__PROBLEM DETAILS__
Reproduce the listing below in its entirety. Change nothing.

__THE INPUT__
===============
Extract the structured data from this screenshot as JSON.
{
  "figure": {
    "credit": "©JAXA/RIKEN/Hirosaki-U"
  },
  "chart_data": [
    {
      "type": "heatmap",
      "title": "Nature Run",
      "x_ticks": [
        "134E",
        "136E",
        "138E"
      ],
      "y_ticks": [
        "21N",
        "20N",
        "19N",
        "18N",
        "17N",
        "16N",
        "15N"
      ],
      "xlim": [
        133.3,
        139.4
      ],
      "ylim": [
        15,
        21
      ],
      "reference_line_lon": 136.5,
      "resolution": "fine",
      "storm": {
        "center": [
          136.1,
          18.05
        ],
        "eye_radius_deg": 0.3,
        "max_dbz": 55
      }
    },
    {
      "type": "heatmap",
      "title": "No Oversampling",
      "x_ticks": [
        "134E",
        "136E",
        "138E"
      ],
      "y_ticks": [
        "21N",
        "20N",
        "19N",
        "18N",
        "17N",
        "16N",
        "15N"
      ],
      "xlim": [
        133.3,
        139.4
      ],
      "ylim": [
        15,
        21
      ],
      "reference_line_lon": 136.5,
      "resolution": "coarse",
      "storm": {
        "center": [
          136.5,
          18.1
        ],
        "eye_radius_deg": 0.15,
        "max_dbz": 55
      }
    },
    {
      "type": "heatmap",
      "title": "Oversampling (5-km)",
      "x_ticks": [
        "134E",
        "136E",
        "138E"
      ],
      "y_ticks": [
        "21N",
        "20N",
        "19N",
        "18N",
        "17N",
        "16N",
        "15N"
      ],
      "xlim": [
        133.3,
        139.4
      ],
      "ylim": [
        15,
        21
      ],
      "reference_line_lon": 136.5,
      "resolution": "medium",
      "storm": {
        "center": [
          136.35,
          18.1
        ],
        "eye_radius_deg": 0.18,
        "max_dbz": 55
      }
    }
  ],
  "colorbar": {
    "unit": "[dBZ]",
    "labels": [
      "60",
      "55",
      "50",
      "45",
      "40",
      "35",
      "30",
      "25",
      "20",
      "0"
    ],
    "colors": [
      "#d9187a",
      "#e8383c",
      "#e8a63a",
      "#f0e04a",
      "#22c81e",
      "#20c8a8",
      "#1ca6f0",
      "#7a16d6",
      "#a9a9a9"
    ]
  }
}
===============
__RESPONSE TO THIS TASK__
Extract the structured data from this screenshot as JSON.
{
  "figure": {
    "credit": "©JAXA/RIKEN/Hirosaki-U"
  },
  "chart_data": [
    {
      "type": "heatmap",
      "title": "Nature Run",
      "x_ticks": [
        "134E",
        "136E",
        "138E"
      ],
      "y_ticks": [
        "21N",
        "20N",
        "19N",
        "18N",
        "17N",
        "16N",
        "15N"
      ],
      "xlim": [
        133.3,
        139.4
      ],
      "ylim": [
        15,
        21
      ],
      "reference_line_lon": 136.5,
      "resolution": "fine",
      "storm": {
        "center": [
          136.1,
          18.05
        ],
        "eye_radius_deg": 0.3,
        "max_dbz": 55
      }
    },
    {
      "type": "heatmap",
      "title": "No Oversampling",
      "x_ticks": [
        "134E",
        "136E",
        "138E"
      ],
      "y_ticks": [
        "21N",
        "20N",
        "19N",
        "18N",
        "17N",
        "16N",
        "15N"
      ],
      "xlim": [
        133.3,
        139.4
      ],
      "ylim": [
        15,
        21
      ],
      "reference_line_lon": 136.5,
      "resolution": "coarse",
      "storm": {
        "center": [
          136.5,
          18.1
        ],
        "eye_radius_deg": 0.15,
        "max_dbz": 55
      }
    },
    {
      "type": "heatmap",
      "title": "Oversampling (5-km)",
      "x_ticks": [
        "134E",
        "136E",
        "138E"
      ],
      "y_ticks": [
        "21N",
        "20N",
        "19N",
        "18N",
        "17N",
        "16N",
        "15N"
      ],
      "xlim": [
        133.3,
        139.4
      ],
      "ylim": [
        15,
        21
      ],
      "reference_line_lon": 136.5,
      "resolution": "medium",
      "storm": {
        "center": [
          136.35,
          18.1
        ],
        "eye_radius_deg": 0.18,
        "max_dbz": 55
      }
    }
  ],
  "colorbar": {
    "unit": "[dBZ]",
    "labels": [
      "60",
      "55",
      "50",
      "45",
      "40",
      "35",
      "30",
      "25",
      "20",
      "0"
    ],
    "colors": [
      "#d9187a",
      "#e8383c",
      "#e8a63a",
      "#f0e04a",
      "#22c81e",
      "#20c8a8",
      "#1ca6f0",
      "#7a16d6",
      "#a9a9a9"
    ]
  }
}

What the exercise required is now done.